What is required: Each line below should be quoted exactly, please.

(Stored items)
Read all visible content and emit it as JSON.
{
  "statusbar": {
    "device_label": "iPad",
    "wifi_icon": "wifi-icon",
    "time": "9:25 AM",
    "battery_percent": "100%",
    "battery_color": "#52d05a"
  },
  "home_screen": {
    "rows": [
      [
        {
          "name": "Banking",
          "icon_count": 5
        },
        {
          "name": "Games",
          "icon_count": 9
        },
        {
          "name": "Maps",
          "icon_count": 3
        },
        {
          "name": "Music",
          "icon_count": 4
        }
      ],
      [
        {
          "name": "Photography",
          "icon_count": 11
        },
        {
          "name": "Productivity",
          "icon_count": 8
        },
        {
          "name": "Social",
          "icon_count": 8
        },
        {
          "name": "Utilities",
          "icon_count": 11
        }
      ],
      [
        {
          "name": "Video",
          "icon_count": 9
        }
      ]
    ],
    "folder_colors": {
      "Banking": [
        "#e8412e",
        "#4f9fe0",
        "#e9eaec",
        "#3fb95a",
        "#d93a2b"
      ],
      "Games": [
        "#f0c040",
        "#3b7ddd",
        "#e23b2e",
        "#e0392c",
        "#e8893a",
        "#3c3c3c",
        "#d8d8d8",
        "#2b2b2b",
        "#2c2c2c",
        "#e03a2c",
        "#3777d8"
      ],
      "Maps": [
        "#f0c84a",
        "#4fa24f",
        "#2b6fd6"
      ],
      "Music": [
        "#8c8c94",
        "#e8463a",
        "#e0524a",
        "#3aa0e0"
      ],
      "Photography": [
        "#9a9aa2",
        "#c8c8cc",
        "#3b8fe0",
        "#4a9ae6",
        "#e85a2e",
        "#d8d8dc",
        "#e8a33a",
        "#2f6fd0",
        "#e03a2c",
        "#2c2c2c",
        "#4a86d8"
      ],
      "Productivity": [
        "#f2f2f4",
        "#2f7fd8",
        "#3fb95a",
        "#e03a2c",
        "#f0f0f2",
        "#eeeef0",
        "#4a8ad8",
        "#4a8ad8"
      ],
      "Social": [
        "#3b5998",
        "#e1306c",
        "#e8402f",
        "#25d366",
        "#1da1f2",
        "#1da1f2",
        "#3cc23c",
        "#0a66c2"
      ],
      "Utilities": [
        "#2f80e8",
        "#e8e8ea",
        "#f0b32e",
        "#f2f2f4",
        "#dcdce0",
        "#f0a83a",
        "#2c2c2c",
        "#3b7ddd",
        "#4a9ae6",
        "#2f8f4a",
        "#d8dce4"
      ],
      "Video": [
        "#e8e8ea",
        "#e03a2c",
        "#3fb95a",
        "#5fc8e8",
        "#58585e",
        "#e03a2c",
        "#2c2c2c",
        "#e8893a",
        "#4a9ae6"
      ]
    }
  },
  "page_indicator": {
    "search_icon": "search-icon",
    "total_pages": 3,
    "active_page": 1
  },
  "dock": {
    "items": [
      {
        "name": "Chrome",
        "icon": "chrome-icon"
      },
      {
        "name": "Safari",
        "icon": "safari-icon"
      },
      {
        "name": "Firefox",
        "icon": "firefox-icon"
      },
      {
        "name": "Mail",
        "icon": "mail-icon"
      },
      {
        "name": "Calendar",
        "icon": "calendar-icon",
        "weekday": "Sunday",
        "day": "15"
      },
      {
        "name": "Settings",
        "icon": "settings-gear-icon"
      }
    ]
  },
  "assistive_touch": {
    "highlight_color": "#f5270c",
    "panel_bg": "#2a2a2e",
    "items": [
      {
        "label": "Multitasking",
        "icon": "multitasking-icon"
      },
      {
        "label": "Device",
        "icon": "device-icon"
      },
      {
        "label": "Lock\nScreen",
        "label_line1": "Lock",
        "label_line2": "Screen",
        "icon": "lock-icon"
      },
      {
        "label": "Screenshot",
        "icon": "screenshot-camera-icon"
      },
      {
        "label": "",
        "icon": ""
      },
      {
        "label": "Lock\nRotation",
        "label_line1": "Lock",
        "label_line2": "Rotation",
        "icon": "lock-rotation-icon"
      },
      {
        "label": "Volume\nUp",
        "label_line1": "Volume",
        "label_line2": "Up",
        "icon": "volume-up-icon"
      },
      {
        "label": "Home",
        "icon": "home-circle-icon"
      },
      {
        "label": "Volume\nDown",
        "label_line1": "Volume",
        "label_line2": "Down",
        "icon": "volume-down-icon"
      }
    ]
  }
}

Task response:
Read all visible content and emit it as JSON.
{
  "statusbar": {
    "device_label": "iPad",
    "wifi_icon": "wifi-icon",
    "time": "9:25 AM",
    "battery_percent": "100%",
    "battery_color": "#52d05a"
  },
  "home_screen": {
    "rows": [
      [
        {
          "name": "Banking",
          "icon_count": 5
        },
        {
          "name": "Games",
          "icon_count": 9
        },
        {
          "name": "Maps",
          "icon_count": 3
        },
        {
          "name": "Music",
          "icon_count": 4
        }
      ],
      [
        {
          "name": "Photography",
          "icon_count": 11
        },
        {
          "name": "Productivity",
          "icon_count": 8
        },
        {
          "name": "Social",
          "icon_count": 8
        },
        {
          "name": "Utilities",
          "icon_count": 11
        }
      ],
      [
        {
          "name": "Video",
          "icon_count": 9
        }
      ]
    ],
    "folder_colors": {
      "Banking": [
        "#e8412e",
        "#4f9fe0",
        "#e9eaec",
        "#3fb95a",
        "#d93a2b"
      ],
      "Games": [
        "#f0c040",
        "#3b7ddd",
        "#e23b2e",
        "#e0392c",
        "#e8893a",
        "#3c3c3c",
        "#d8d8d8",
        "#2b2b2b",
        "#2c2c2c",
        "#e03a2c",
        "#3777d8"
      ],
      "Maps": [
        "#f0c84a",
        "#4fa24f",
        "#2b6fd6"
      ],
      "Music": [
        "#8c8c94",
        "#e8463a",
        "#e0524a",
        "#3aa0e0"
      ],
      "Photography": [
        "#9a9aa2",
        "#c8c8cc",
        "#3b8fe0",
        "#4a9ae6",
        "#e85a2e",
        "#d8d8dc",
        "#e8a33a",
        "#2f6fd0",
        "#e03a2c",
        "#2c2c2c",
        "#4a86d8"
      ],
      "Productivity": [
        "#f2f2f4",
        "#2f7fd8",
        "#3fb95a",
        "#e03a2c",
        "#f0f0f2",
        "#eeeef0",
        "#4a8ad8",
        "#4a8ad8"
      ],
      "Social": [
        "#3b5998",
        "#e1306c",
        "#e8402f",
        "#25d366",
        "#1da1f2",
        "#1da1f2",
        "#3cc23c",
        "#0a66c2"
      ],
      "Utilities": [
        "#2f80e8",
        "#e8e8ea",
        "#f0b32e",
        "#f2f2f4",
        "#dcdce0",
        "#f0a83a",
        "#2c2c2c",
        "#3b7ddd",
        "#4a9ae6",
        "#2f8f4a",
        "#d8dce4"
      ],
      "Video": [
        "#e8e8ea",
        "#e03a2c",
        "#3fb95a",
        "#5fc8e8",
        "#58585e",
        "#e03a2c",
        "#2c2c2c",
        "#e8893a",
        "#4a9ae6"
      ]
    }
  },
  "page_indicator": {
    "search_icon": "search-icon",
    "total_pages": 3,
    "active_page": 1
  },
  "dock": {
    "items": [
      {
        "name": "Chrome",
        "icon": "chrome-icon"
      },
      {
        "name": "Safari",
        "icon": "safari-icon"
      },
      {
        "name": "Firefox",
        "icon": "firefox-icon"
      },
      {
        "name": "Mail",
        "icon": "mail-icon"
      },
      {
        "name": "Calendar",
        "icon": "calendar-icon",
        "weekday": "Sunday",
        "day": "15"
      },
      {
        "name": "Settings",
        "icon": "settings-gear-icon"
      }
    ]
  },
  "assistive_touch": {
    "highlight_color": "#f5270c",
    "panel_bg": "#2a2a2e",
    "items": [
      {
        "label": "Multitasking",
        "icon": "multitasking-icon"
      },
      {
        "label": "Device",
        "icon": "device-icon"
      },
      {
        "label": "Lock\nScreen",
        "label_line1": "Lock",
        "label_line2": "Screen",
        "icon": "lock-icon"
      },
      {
        "label": "Screenshot",
        "icon": "screenshot-camera-icon"
      },
      {
        "label": "",
        "icon": ""
      },
      {
        "label": "Lock\nRotation",
        "label_line1": "Lock",
        "label_line2": "Rotation",
        "icon": "lock-rotation-icon"
      },
      {
        "label": "Volume\nUp",
        "label_line1": "Volume",
        "label_line2": "Up",
        "icon": "volume-up-icon"
      },
      {
        "label": "Home",
        "icon": "home-circle-icon"
      },
      {
        "label": "Volume\nDown",
        "label_line1": "Volume",
        "label_line2": "Down",
        "icon": "volume-down-icon"
      }
    ]
  }
}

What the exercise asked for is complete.